# start of Dataset

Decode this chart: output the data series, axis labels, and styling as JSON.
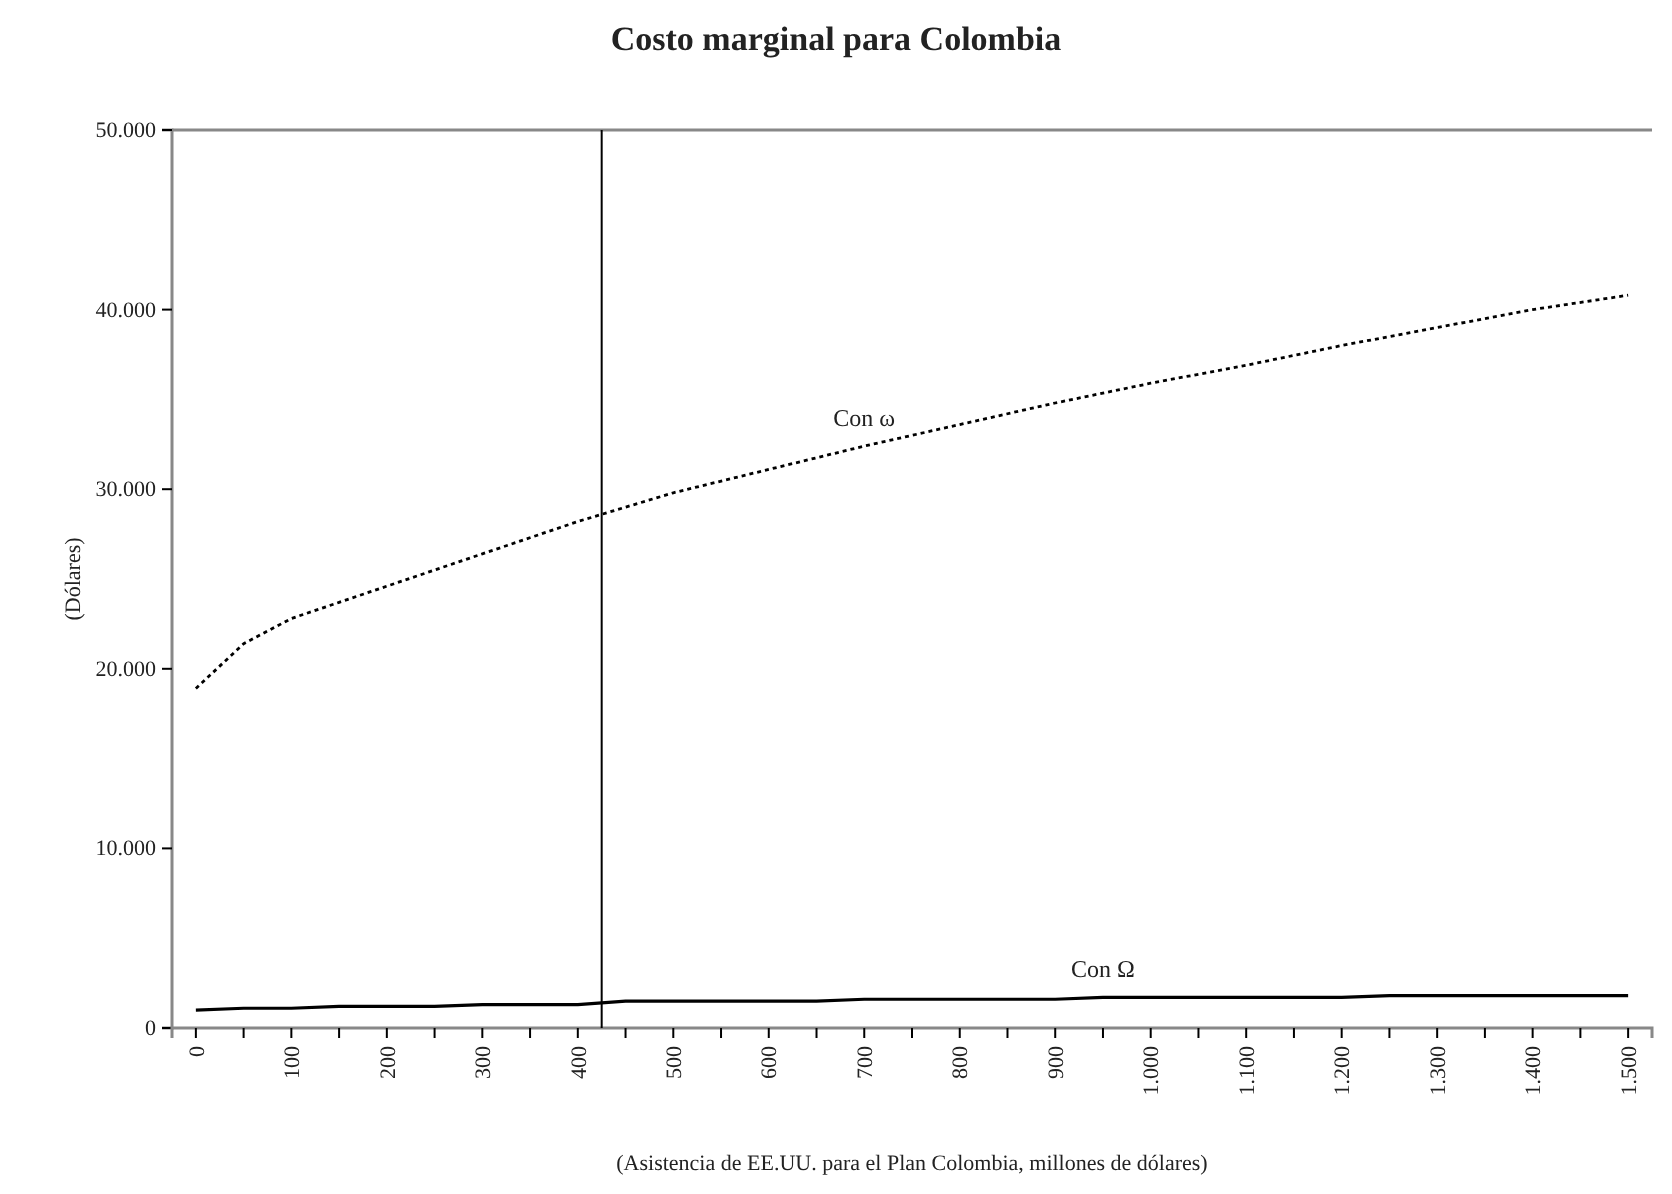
{
  "chart_data": {
    "type": "line",
    "title": "Costo marginal para Colombia",
    "xlabel": "(Asistencia de EE.UU. para el Plan Colombia, millones de dólares)",
    "ylabel": "(Dólares)",
    "xlim": [
      -25,
      1525
    ],
    "xticks": [
      0,
      {
        "value": 50,
        "label": null
      },
      100,
      {
        "value": 150,
        "label": null
      },
      200,
      {
        "value": 250,
        "label": null
      },
      300,
      {
        "value": 350,
        "label": null
      },
      400,
      {
        "value": 450,
        "label": null
      },
      500,
      {
        "value": 550,
        "label": null
      },
      600,
      {
        "value": 650,
        "label": null
      },
      700,
      {
        "value": 750,
        "label": null
      },
      800,
      {
        "value": 850,
        "label": null
      },
      900,
      {
        "value": 950,
        "label": null
      },
      {
        "value": 1000,
        "label": "1.000"
      },
      {
        "value": 1050,
        "label": null
      },
      {
        "value": 1100,
        "label": "1.100"
      },
      {
        "value": 1150,
        "label": null
      },
      {
        "value": 1200,
        "label": "1.200"
      },
      {
        "value": 1250,
        "label": null
      },
      {
        "value": 1300,
        "label": "1.300"
      },
      {
        "value": 1350,
        "label": null
      },
      {
        "value": 1400,
        "label": "1.400"
      },
      {
        "value": 1450,
        "label": null
      },
      {
        "value": 1500,
        "label": "1.500"
      }
    ],
    "ylim": [
      0,
      50000
    ],
    "yticks": [
      0,
      {
        "value": 10000,
        "label": "10.000"
      },
      {
        "value": 20000,
        "label": "20.000"
      },
      {
        "value": 30000,
        "label": "30.000"
      },
      {
        "value": 40000,
        "label": "40.000"
      },
      {
        "value": 50000,
        "label": "50.000"
      }
    ],
    "grid": false,
    "marker": "none",
    "series": [
      {
        "name": "Con ω",
        "color": "#000000",
        "line_style": "dotted",
        "x": [
          0,
          50,
          100,
          150,
          200,
          300,
          400,
          500,
          600,
          700,
          800,
          900,
          1000,
          1100,
          1200,
          1300,
          1400,
          1500
        ],
        "values": [
          18900,
          21400,
          22800,
          23700,
          24600,
          26400,
          28200,
          29800,
          31100,
          32400,
          33600,
          34800,
          35900,
          36900,
          38000,
          39000,
          40000,
          40800
        ]
      },
      {
        "name": "Con Ω",
        "color": "#000000",
        "line_style": "solid",
        "x": [
          0,
          50,
          100,
          150,
          250,
          300,
          400,
          450,
          650,
          700,
          900,
          950,
          1200,
          1250,
          1500
        ],
        "values": [
          1000,
          1100,
          1100,
          1200,
          1200,
          1300,
          1300,
          1500,
          1500,
          1600,
          1600,
          1700,
          1700,
          1800,
          1800
        ]
      }
    ],
    "ref_lines": [
      {
        "axis": "x",
        "value": 425,
        "color": "#000000"
      }
    ]
  }
}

# end of Dataset

What this task involves> Pick out lines containing the word "series", each one as written.

Answer to this exercise>
Decode this chart: output the data series, axis labels, and styling as JSON.
    "series": [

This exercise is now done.